══ Texto de la página ══
Un paisaje idílico: montañas en lontananza, árboles componiendo el paisaje, florecillas salpicando el verde, pájaros cantando... etc. De pronto, en nuestro paseo, tropezamos con una piedra: es una piedra de regular tamaño, con líquenes dibujando un Tapies cualquiera. Llevado por la curiosidad o por un impulso inexplicable, levanto la piedra... allí, agazapadas, cientos de cucarachas habitan, sumidas en una oscuridad húmeda, latiente. Retrocedo ante tal espectáculo, quizá por el miedo atávico que los insectos han dejando en nuestro inconsciente, quizá porque relacionamos cucarachas con podredumbre, cucarachas con miseria y suciedad... La yerba inmaculada hasta ahora se puebla de pequeñas manchas negras, a veces rojizas, que se mueven con rapidez en todas direcciones. Miles de antenas se agitan en un aire que era puro y que ahora se me antoja infectado, putrefacto. Me imagino, sin querer, el roce de innúmeras patas subiendo por mis brazos, por mi cuello. Y un escalofrío de asco me recorre, mientras aquellos insectos desaparecen, escondidos en otras piedras cercanas, en oscuros rincones secretos que la naturaleza a preparado pacientemente para ocultar los pequeños espantos en las arterias de la tierra.
═══
══ Conjunto de registros ══
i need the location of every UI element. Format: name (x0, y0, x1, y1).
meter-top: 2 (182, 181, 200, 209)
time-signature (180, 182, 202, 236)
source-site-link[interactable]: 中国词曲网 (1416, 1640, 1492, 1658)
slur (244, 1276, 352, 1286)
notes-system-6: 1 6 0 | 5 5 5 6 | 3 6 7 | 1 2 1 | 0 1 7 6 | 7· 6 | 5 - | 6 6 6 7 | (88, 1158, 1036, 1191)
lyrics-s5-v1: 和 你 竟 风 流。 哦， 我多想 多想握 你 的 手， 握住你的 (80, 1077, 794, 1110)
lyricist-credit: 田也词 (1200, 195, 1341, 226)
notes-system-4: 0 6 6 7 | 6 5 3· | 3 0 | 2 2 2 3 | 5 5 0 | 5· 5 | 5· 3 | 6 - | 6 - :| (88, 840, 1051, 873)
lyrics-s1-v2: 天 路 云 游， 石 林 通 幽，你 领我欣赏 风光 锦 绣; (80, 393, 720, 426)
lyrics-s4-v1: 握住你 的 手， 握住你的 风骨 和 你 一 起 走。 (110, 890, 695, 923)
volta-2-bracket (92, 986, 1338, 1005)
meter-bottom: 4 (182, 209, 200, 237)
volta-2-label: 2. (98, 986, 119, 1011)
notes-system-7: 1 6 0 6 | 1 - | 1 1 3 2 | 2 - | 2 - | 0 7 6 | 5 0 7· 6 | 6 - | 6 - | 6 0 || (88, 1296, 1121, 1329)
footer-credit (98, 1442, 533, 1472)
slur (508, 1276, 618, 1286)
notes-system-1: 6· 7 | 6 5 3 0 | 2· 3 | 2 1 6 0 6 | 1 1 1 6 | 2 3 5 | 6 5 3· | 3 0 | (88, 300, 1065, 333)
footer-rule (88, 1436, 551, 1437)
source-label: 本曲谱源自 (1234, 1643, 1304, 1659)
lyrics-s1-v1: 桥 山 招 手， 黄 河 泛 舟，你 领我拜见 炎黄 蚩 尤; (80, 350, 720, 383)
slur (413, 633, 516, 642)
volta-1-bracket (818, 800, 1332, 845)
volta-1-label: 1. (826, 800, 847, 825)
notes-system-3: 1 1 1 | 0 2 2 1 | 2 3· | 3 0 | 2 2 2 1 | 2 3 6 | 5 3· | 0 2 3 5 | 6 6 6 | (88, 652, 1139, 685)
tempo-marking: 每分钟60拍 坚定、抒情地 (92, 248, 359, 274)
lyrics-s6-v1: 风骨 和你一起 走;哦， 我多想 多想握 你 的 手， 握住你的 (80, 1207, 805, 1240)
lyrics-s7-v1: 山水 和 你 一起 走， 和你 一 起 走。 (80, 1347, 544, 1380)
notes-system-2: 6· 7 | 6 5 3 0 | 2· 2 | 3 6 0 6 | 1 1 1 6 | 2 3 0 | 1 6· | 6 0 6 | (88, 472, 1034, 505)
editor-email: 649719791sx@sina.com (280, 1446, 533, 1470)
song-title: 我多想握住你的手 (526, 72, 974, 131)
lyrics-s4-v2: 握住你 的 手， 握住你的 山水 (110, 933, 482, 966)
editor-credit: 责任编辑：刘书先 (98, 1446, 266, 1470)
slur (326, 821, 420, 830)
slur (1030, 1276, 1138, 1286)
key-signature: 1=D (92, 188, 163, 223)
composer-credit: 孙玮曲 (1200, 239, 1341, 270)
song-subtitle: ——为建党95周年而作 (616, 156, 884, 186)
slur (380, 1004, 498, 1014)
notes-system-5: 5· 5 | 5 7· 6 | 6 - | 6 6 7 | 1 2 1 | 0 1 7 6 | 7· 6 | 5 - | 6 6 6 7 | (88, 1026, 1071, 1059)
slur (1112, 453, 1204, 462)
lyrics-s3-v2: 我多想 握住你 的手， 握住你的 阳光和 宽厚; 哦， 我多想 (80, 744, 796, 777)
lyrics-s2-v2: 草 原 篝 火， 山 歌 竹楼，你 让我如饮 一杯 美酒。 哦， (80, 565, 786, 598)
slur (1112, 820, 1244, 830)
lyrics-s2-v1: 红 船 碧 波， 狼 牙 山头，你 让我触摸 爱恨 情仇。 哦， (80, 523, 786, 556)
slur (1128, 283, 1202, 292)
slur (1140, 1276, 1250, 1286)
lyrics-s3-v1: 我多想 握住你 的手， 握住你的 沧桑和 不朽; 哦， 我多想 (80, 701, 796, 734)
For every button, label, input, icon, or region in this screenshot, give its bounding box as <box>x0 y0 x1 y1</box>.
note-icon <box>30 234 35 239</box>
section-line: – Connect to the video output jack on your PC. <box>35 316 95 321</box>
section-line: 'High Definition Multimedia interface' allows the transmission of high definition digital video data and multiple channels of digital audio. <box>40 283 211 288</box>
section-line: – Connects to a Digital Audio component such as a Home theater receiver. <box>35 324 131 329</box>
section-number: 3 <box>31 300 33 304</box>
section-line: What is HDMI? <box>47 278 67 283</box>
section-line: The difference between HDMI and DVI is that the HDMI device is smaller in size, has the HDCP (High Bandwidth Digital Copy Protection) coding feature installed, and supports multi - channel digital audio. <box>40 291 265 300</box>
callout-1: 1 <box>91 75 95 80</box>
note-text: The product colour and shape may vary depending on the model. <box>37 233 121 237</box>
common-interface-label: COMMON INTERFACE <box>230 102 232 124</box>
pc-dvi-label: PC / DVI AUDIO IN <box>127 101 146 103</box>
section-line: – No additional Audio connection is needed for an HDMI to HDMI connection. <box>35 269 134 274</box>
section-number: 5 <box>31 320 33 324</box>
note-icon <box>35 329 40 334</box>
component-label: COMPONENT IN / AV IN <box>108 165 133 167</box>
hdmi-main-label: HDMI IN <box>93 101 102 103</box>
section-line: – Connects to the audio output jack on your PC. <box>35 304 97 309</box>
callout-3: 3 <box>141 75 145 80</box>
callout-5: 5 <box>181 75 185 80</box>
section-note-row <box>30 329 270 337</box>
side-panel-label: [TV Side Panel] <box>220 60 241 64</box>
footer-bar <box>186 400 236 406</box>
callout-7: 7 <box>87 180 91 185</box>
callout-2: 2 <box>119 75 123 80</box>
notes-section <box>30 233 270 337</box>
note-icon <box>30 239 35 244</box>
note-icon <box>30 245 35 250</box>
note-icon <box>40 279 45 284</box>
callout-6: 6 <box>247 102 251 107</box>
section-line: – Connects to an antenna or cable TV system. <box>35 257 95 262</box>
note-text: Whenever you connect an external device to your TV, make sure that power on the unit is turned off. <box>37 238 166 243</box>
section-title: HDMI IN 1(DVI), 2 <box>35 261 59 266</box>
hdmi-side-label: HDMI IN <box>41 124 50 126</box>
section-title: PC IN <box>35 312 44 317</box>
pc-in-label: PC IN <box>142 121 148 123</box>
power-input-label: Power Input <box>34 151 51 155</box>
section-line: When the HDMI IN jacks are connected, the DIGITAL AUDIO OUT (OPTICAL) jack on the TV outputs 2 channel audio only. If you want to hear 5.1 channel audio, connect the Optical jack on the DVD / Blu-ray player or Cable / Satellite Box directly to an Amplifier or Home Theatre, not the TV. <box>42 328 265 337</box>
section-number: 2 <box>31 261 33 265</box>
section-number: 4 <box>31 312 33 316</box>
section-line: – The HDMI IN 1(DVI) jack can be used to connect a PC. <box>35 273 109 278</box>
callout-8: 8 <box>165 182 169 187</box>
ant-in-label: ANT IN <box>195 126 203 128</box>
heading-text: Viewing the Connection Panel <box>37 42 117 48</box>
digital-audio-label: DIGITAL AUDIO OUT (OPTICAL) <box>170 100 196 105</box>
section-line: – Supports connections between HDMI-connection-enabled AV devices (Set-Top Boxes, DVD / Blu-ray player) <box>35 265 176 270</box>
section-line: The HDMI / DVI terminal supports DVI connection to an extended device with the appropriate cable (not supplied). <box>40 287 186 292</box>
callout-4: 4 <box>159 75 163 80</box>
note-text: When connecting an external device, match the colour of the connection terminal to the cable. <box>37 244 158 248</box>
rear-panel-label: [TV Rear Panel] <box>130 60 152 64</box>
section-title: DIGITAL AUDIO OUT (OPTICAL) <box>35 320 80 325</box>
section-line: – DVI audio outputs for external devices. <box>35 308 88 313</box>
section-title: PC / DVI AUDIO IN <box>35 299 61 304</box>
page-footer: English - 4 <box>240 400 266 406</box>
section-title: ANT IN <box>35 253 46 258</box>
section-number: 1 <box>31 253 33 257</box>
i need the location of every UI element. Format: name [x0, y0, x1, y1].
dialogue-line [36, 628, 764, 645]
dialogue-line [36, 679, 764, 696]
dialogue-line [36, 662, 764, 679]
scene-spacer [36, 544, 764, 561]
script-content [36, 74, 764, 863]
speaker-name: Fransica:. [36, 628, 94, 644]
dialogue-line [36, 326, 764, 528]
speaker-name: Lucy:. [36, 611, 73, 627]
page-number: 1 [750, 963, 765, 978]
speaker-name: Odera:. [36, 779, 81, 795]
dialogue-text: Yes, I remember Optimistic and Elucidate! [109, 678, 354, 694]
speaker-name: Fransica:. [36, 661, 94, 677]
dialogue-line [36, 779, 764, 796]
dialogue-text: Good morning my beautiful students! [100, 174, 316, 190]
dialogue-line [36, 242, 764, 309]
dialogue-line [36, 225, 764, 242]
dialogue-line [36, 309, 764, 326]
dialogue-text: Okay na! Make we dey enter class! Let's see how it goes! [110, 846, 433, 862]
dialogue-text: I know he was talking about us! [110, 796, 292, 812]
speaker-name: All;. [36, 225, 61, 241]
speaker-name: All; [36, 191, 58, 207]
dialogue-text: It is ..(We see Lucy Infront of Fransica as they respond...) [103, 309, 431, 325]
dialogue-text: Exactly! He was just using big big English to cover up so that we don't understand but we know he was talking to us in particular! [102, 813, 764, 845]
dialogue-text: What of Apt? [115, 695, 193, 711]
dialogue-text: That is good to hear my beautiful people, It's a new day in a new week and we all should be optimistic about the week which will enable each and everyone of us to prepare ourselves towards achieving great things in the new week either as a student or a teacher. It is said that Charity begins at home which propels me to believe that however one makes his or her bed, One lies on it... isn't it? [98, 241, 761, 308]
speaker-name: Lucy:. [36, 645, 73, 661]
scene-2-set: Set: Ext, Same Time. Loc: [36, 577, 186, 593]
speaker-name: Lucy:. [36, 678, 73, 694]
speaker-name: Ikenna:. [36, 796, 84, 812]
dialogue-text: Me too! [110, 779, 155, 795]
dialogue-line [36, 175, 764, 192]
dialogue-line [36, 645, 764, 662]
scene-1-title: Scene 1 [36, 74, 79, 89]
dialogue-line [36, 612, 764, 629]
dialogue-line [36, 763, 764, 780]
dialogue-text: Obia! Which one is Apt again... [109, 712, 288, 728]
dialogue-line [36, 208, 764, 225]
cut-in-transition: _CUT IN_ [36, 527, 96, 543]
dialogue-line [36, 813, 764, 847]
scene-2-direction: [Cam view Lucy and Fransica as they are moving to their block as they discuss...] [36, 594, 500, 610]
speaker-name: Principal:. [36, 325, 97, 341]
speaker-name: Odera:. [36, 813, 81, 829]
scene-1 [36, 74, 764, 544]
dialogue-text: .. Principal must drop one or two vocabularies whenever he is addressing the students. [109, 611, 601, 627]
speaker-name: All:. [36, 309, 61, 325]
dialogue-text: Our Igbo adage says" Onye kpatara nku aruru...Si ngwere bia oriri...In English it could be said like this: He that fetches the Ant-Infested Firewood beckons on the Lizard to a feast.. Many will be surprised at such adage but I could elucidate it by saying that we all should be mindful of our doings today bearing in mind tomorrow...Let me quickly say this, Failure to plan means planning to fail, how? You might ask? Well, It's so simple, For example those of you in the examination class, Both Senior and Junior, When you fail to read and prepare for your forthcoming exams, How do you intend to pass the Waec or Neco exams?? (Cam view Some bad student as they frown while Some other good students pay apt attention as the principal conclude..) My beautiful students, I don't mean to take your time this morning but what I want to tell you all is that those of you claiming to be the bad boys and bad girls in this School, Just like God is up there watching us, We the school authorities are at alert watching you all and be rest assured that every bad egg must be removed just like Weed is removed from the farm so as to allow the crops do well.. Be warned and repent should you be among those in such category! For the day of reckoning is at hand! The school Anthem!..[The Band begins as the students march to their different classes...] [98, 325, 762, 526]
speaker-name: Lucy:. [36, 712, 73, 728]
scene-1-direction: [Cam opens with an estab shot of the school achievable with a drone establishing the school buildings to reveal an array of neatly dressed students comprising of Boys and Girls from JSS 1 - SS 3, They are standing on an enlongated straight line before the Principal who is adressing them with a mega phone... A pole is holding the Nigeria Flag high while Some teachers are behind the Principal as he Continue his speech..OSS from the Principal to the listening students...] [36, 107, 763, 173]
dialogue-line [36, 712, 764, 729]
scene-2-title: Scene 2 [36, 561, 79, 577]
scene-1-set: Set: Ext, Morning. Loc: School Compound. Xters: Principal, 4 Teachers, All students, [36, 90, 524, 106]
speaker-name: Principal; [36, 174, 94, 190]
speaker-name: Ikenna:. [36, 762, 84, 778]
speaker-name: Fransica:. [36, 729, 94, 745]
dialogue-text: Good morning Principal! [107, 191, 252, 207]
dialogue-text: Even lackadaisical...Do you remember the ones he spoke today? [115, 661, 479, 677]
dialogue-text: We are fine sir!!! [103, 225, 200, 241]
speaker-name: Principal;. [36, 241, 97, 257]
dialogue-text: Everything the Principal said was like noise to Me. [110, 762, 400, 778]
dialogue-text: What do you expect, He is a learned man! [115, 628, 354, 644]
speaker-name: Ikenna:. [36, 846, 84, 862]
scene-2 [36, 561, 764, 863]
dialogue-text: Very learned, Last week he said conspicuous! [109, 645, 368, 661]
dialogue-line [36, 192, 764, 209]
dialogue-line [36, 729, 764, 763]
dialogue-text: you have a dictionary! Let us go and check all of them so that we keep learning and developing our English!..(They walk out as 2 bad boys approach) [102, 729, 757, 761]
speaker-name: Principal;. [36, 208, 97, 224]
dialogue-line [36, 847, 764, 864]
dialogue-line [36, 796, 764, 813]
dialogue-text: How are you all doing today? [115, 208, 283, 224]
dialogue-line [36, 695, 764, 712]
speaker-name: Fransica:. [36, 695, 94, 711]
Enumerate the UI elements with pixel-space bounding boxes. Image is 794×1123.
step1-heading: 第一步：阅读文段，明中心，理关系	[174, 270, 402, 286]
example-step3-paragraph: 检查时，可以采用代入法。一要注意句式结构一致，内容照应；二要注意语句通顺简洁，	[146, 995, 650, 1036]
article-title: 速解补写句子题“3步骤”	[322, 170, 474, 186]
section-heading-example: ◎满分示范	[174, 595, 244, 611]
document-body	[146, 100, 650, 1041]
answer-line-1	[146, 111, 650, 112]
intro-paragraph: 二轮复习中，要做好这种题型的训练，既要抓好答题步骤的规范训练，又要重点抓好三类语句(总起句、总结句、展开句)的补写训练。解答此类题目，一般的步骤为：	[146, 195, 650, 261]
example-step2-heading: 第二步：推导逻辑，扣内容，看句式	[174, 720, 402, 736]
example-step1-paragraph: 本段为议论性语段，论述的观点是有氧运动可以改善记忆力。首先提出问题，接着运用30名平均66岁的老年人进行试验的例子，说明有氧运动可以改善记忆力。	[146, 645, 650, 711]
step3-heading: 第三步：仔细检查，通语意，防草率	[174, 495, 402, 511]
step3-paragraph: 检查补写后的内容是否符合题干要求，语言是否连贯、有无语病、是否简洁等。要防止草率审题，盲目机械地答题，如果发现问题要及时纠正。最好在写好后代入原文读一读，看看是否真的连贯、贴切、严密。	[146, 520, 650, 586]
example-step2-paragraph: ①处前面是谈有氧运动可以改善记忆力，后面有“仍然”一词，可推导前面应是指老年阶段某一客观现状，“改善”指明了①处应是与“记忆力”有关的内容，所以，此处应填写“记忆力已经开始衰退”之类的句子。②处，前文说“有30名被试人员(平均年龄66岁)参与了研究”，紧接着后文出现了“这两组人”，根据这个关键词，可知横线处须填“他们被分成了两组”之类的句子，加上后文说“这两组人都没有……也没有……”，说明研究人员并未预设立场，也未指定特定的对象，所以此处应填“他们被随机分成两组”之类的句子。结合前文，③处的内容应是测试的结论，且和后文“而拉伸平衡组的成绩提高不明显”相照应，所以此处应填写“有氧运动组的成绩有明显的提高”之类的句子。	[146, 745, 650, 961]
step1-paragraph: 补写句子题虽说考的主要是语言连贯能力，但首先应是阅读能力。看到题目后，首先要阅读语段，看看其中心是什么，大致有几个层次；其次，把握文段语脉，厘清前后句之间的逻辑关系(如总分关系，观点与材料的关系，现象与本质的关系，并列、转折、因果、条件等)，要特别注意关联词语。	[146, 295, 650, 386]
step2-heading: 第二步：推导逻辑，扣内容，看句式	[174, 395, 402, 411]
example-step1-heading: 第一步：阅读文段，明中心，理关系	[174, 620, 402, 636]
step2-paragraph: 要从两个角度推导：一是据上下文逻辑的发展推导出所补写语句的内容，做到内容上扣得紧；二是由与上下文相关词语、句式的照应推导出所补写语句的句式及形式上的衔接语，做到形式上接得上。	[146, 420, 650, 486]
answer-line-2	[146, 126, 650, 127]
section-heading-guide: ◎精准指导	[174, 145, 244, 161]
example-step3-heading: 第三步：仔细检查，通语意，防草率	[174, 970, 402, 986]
═══
* Qué hacer
• 1. Responde con datos del texto sobre las cucarachas bajo la piedra:
(a) ¿Qué hay en la piedra que dibuja "un Tapies cualquiera"?
(b) ¿De qué color son las manchas que llenan la yerba?
(c) ¿Dónde se esconden los insectos al final?
• 2. Pasa al inglés esta oración del texto sobre las cucarachas bajo la piedra: "Miles de antenas se agitan en un aire que era puro y que ahora se me antoja infectado, putrefacto."
• 3. Sigue escribiendo el texto sobre las cucarachas bajo la piedra a partir de su última oración.

* Respuestas por número
• 1.
(a) Líquenes.
(b) Negras, a veces rojizas.
(c) En otras piedras cercanas, en oscuros rincones secretos.

• 2. Thousands of antennae wave in an air that was pure and that now seems to me infected, putrid.

• 3.
El paisaje ya no será el mismo. Sé que debajo, está el espanto. Sé que si levanto una piedra, aparecerán insectos que correrán, multiplicados, silenciosos, implacables.
La belleza oculta secretos; el paisaje los oculta; la sociedad los oculta tras fachadas de brillo barato.
Ahora, cuando se levantan otras piedras, miles de cucarachas aparecen, corriendo, llevando sus élitros negros a otros rincones, donde nadie los pueda descubrir. Corren las cucarachas vistiendo sus trajes de Armani, esparciendo perfumes de marcas con nombres pretenciosamente poéticos. Cucarachas. Miles. Levantemos piedras. Miles. Levantémoslas. Aplastemos de una vez a estas cucarachas.